(begin)
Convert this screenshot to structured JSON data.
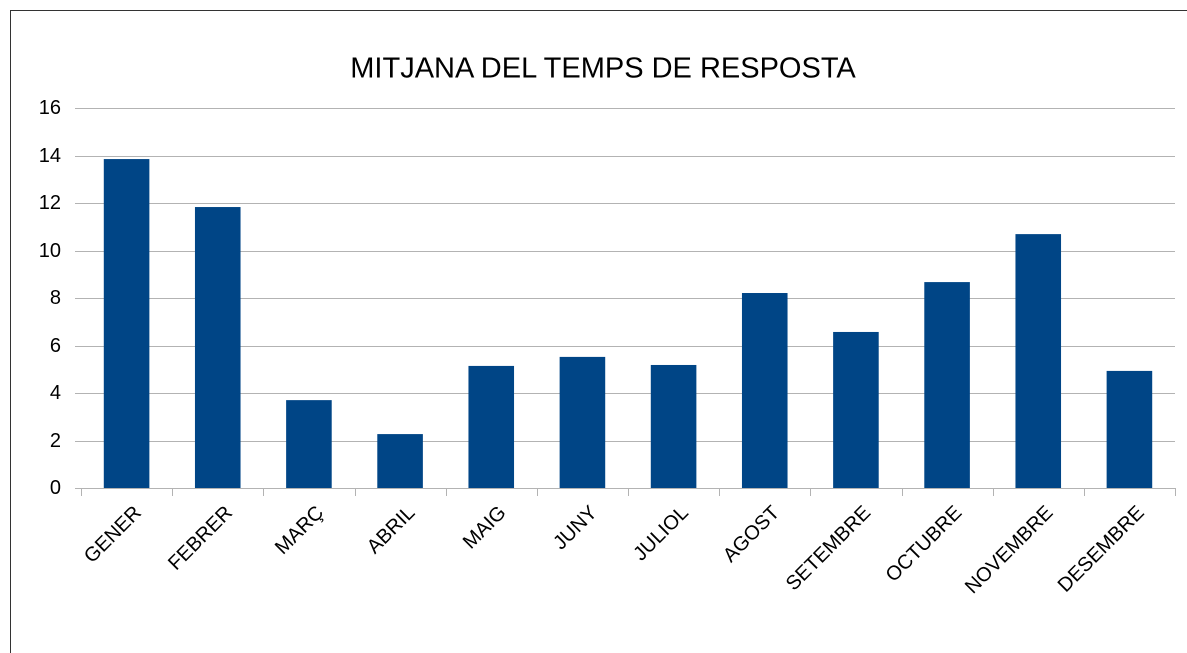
{
  "chart_data": {
    "type": "bar",
    "title": "MITJANA DEL TEMPS DE RESPOSTA",
    "categories": [
      "GENER",
      "FEBRER",
      "MARÇ",
      "ABRIL",
      "MAIG",
      "JUNY",
      "JULIOL",
      "AGOST",
      "SETEMBRE",
      "OCTUBRE",
      "NOVEMBRE",
      "DESEMBRE"
    ],
    "values": [
      13.85,
      11.83,
      3.7,
      2.27,
      5.14,
      5.52,
      5.18,
      8.21,
      6.57,
      8.67,
      10.69,
      4.93
    ],
    "color": "#004586",
    "ylim": [
      0,
      16
    ],
    "yticks": [
      0,
      2,
      4,
      6,
      8,
      10,
      12,
      14,
      16
    ],
    "grid": true
  }
}
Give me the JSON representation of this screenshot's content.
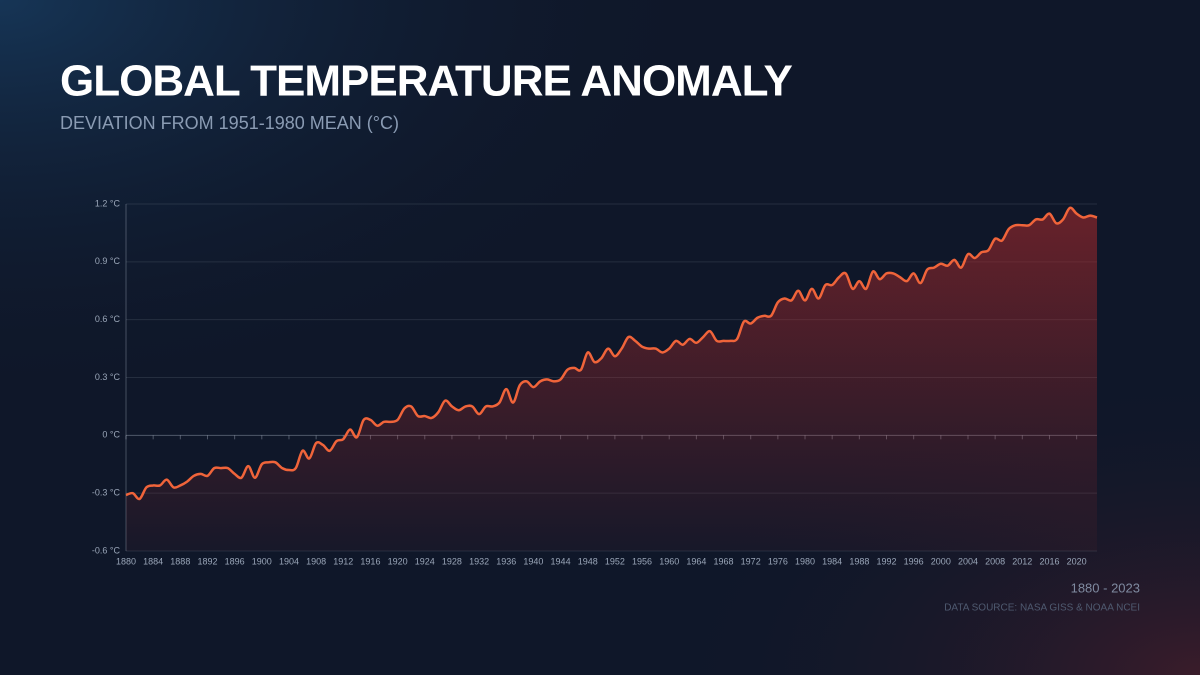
{
  "chart_data": {
    "type": "area-line",
    "title": "GLOBAL TEMPERATURE ANOMALY",
    "subtitle": "DEVIATION FROM 1951-1980 MEAN (°C)",
    "range_label": "1880 - 2023",
    "source": "DATA SOURCE: NASA GISS & NOAA NCEI",
    "color": "#f0643a",
    "grid": true,
    "x": [
      1880,
      1881,
      1882,
      1883,
      1884,
      1885,
      1886,
      1887,
      1888,
      1889,
      1890,
      1891,
      1892,
      1893,
      1894,
      1895,
      1896,
      1897,
      1898,
      1899,
      1900,
      1901,
      1902,
      1903,
      1904,
      1905,
      1906,
      1907,
      1908,
      1909,
      1910,
      1911,
      1912,
      1913,
      1914,
      1915,
      1916,
      1917,
      1918,
      1919,
      1920,
      1921,
      1922,
      1923,
      1924,
      1925,
      1926,
      1927,
      1928,
      1929,
      1930,
      1931,
      1932,
      1933,
      1934,
      1935,
      1936,
      1937,
      1938,
      1939,
      1940,
      1941,
      1942,
      1943,
      1944,
      1945,
      1946,
      1947,
      1948,
      1949,
      1950,
      1951,
      1952,
      1953,
      1954,
      1955,
      1956,
      1957,
      1958,
      1959,
      1960,
      1961,
      1962,
      1963,
      1964,
      1965,
      1966,
      1967,
      1968,
      1969,
      1970,
      1971,
      1972,
      1973,
      1974,
      1975,
      1976,
      1977,
      1978,
      1979,
      1980,
      1981,
      1982,
      1983,
      1984,
      1985,
      1986,
      1987,
      1988,
      1989,
      1990,
      1991,
      1992,
      1993,
      1994,
      1995,
      1996,
      1997,
      1998,
      1999,
      2000,
      2001,
      2002,
      2003,
      2004,
      2005,
      2006,
      2007,
      2008,
      2009,
      2010,
      2011,
      2012,
      2013,
      2014,
      2015,
      2016,
      2017,
      2018,
      2019,
      2020,
      2021,
      2022,
      2023
    ],
    "values": [
      -0.31,
      -0.3,
      -0.33,
      -0.27,
      -0.26,
      -0.26,
      -0.23,
      -0.27,
      -0.26,
      -0.24,
      -0.21,
      -0.2,
      -0.21,
      -0.17,
      -0.17,
      -0.17,
      -0.2,
      -0.22,
      -0.16,
      -0.22,
      -0.15,
      -0.14,
      -0.14,
      -0.17,
      -0.18,
      -0.17,
      -0.08,
      -0.12,
      -0.04,
      -0.05,
      -0.08,
      -0.03,
      -0.02,
      0.03,
      -0.01,
      0.08,
      0.08,
      0.05,
      0.07,
      0.07,
      0.08,
      0.14,
      0.15,
      0.1,
      0.1,
      0.09,
      0.12,
      0.18,
      0.15,
      0.13,
      0.15,
      0.15,
      0.11,
      0.15,
      0.15,
      0.17,
      0.24,
      0.17,
      0.26,
      0.28,
      0.25,
      0.28,
      0.29,
      0.28,
      0.29,
      0.34,
      0.35,
      0.34,
      0.43,
      0.38,
      0.4,
      0.45,
      0.41,
      0.45,
      0.51,
      0.49,
      0.46,
      0.45,
      0.45,
      0.43,
      0.45,
      0.49,
      0.47,
      0.5,
      0.48,
      0.51,
      0.54,
      0.49,
      0.49,
      0.49,
      0.5,
      0.59,
      0.58,
      0.61,
      0.62,
      0.62,
      0.69,
      0.71,
      0.7,
      0.75,
      0.7,
      0.76,
      0.71,
      0.78,
      0.78,
      0.82,
      0.84,
      0.76,
      0.8,
      0.76,
      0.85,
      0.81,
      0.84,
      0.84,
      0.82,
      0.8,
      0.84,
      0.79,
      0.86,
      0.87,
      0.89,
      0.88,
      0.91,
      0.87,
      0.94,
      0.92,
      0.95,
      0.96,
      1.02,
      1.01,
      1.07,
      1.09,
      1.09,
      1.09,
      1.12,
      1.12,
      1.15,
      1.1,
      1.12,
      1.18,
      1.15,
      1.13,
      1.14,
      1.13
    ],
    "xlim": [
      1880,
      2023
    ],
    "xticks": [
      1880,
      1884,
      1888,
      1892,
      1896,
      1900,
      1904,
      1908,
      1912,
      1916,
      1920,
      1924,
      1928,
      1932,
      1936,
      1940,
      1944,
      1948,
      1952,
      1956,
      1960,
      1964,
      1968,
      1972,
      1976,
      1980,
      1984,
      1988,
      1992,
      1996,
      2000,
      2004,
      2008,
      2012,
      2016,
      2020
    ],
    "ylim": [
      -0.6,
      1.2
    ],
    "yticks": [
      {
        "value": -0.6,
        "label": "-0.6 °C"
      },
      {
        "value": -0.3,
        "label": "-0.3 °C"
      },
      {
        "value": 0,
        "label": "0 °C"
      },
      {
        "value": 0.3,
        "label": "0.3 °C"
      },
      {
        "value": 0.6,
        "label": "0.6 °C"
      },
      {
        "value": 0.9,
        "label": "0.9 °C"
      },
      {
        "value": 1.2,
        "label": "1.2 °C"
      }
    ]
  }
}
(end)
Write the material out again exactly as it appears, dropping the pictures.

Convert this screenshot to structured JSON data.
{
  "chart_data": {
    "type": "bar",
    "title": "MITJANA DEL TEMPS DE RESPOSTA",
    "categories": [
      "GENER",
      "FEBRER",
      "MARÇ",
      "ABRIL",
      "MAIG",
      "JUNY",
      "JULIOL",
      "AGOST",
      "SETEMBRE",
      "OCTUBRE",
      "NOVEMBRE",
      "DESEMBRE"
    ],
    "values": [
      13.85,
      11.83,
      3.7,
      2.27,
      5.14,
      5.52,
      5.18,
      8.21,
      6.57,
      8.67,
      10.69,
      4.93
    ],
    "color": "#004586",
    "ylim": [
      0,
      16
    ],
    "yticks": [
      0,
      2,
      4,
      6,
      8,
      10,
      12,
      14,
      16
    ],
    "grid": true
  }
}
Give me the JSON representation of this screenshot's content.
{
  "chart_data": {
    "type": "area-line",
    "title": "GLOBAL TEMPERATURE ANOMALY",
    "subtitle": "DEVIATION FROM 1951-1980 MEAN (°C)",
    "range_label": "1880 - 2023",
    "source": "DATA SOURCE: NASA GISS & NOAA NCEI",
    "color": "#f0643a",
    "grid": true,
    "x": [
      1880,
      1881,
      1882,
      1883,
      1884,
      1885,
      1886,
      1887,
      1888,
      1889,
      1890,
      1891,
      1892,
      1893,
      1894,
      1895,
      1896,
      1897,
      1898,
      1899,
      1900,
      1901,
      1902,
      1903,
      1904,
      1905,
      1906,
      1907,
      1908,
      1909,
      1910,
      1911,
      1912,
      1913,
      1914,
      1915,
      1916,
      1917,
      1918,
      1919,
      1920,
      1921,
      1922,
      1923,
      1924,
      1925,
      1926,
      1927,
      1928,
      1929,
      1930,
      1931,
      1932,
      1933,
      1934,
      1935,
      1936,
      1937,
      1938,
      1939,
      1940,
      1941,
      1942,
      1943,
      1944,
      1945,
      1946,
      1947,
      1948,
      1949,
      1950,
      1951,
      1952,
      1953,
      1954,
      1955,
      1956,
      1957,
      1958,
      1959,
      1960,
      1961,
      1962,
      1963,
      1964,
      1965,
      1966,
      1967,
      1968,
      1969,
      1970,
      1971,
      1972,
      1973,
      1974,
      1975,
      1976,
      1977,
      1978,
      1979,
      1980,
      1981,
      1982,
      1983,
      1984,
      1985,
      1986,
      1987,
      1988,
      1989,
      1990,
      1991,
      1992,
      1993,
      1994,
      1995,
      1996,
      1997,
      1998,
      1999,
      2000,
      2001,
      2002,
      2003,
      2004,
      2005,
      2006,
      2007,
      2008,
      2009,
      2010,
      2011,
      2012,
      2013,
      2014,
      2015,
      2016,
      2017,
      2018,
      2019,
      2020,
      2021,
      2022,
      2023
    ],
    "values": [
      -0.31,
      -0.3,
      -0.33,
      -0.27,
      -0.26,
      -0.26,
      -0.23,
      -0.27,
      -0.26,
      -0.24,
      -0.21,
      -0.2,
      -0.21,
      -0.17,
      -0.17,
      -0.17,
      -0.2,
      -0.22,
      -0.16,
      -0.22,
      -0.15,
      -0.14,
      -0.14,
      -0.17,
      -0.18,
      -0.17,
      -0.08,
      -0.12,
      -0.04,
      -0.05,
      -0.08,
      -0.03,
      -0.02,
      0.03,
      -0.01,
      0.08,
      0.08,
      0.05,
      0.07,
      0.07,
      0.08,
      0.14,
      0.15,
      0.1,
      0.1,
      0.09,
      0.12,
      0.18,
      0.15,
      0.13,
      0.15,
      0.15,
      0.11,
      0.15,
      0.15,
      0.17,
      0.24,
      0.17,
      0.26,
      0.28,
      0.25,
      0.28,
      0.29,
      0.28,
      0.29,
      0.34,
      0.35,
      0.34,
      0.43,
      0.38,
      0.4,
      0.45,
      0.41,
      0.45,
      0.51,
      0.49,
      0.46,
      0.45,
      0.45,
      0.43,
      0.45,
      0.49,
      0.47,
      0.5,
      0.48,
      0.51,
      0.54,
      0.49,
      0.49,
      0.49,
      0.5,
      0.59,
      0.58,
      0.61,
      0.62,
      0.62,
      0.69,
      0.71,
      0.7,
      0.75,
      0.7,
      0.76,
      0.71,
      0.78,
      0.78,
      0.82,
      0.84,
      0.76,
      0.8,
      0.76,
      0.85,
      0.81,
      0.84,
      0.84,
      0.82,
      0.8,
      0.84,
      0.79,
      0.86,
      0.87,
      0.89,
      0.88,
      0.91,
      0.87,
      0.94,
      0.92,
      0.95,
      0.96,
      1.02,
      1.01,
      1.07,
      1.09,
      1.09,
      1.09,
      1.12,
      1.12,
      1.15,
      1.1,
      1.12,
      1.18,
      1.15,
      1.13,
      1.14,
      1.13
    ],
    "xlim": [
      1880,
      2023
    ],
    "xticks": [
      1880,
      1884,
      1888,
      1892,
      1896,
      1900,
      1904,
      1908,
      1912,
      1916,
      1920,
      1924,
      1928,
      1932,
      1936,
      1940,
      1944,
      1948,
      1952,
      1956,
      1960,
      1964,
      1968,
      1972,
      1976,
      1980,
      1984,
      1988,
      1992,
      1996,
      2000,
      2004,
      2008,
      2012,
      2016,
      2020
    ],
    "ylim": [
      -0.6,
      1.2
    ],
    "yticks": [
      {
        "value": -0.6,
        "label": "-0.6 °C"
      },
      {
        "value": -0.3,
        "label": "-0.3 °C"
      },
      {
        "value": 0,
        "label": "0 °C"
      },
      {
        "value": 0.3,
        "label": "0.3 °C"
      },
      {
        "value": 0.6,
        "label": "0.6 °C"
      },
      {
        "value": 0.9,
        "label": "0.9 °C"
      },
      {
        "value": 1.2,
        "label": "1.2 °C"
      }
    ]
  }
}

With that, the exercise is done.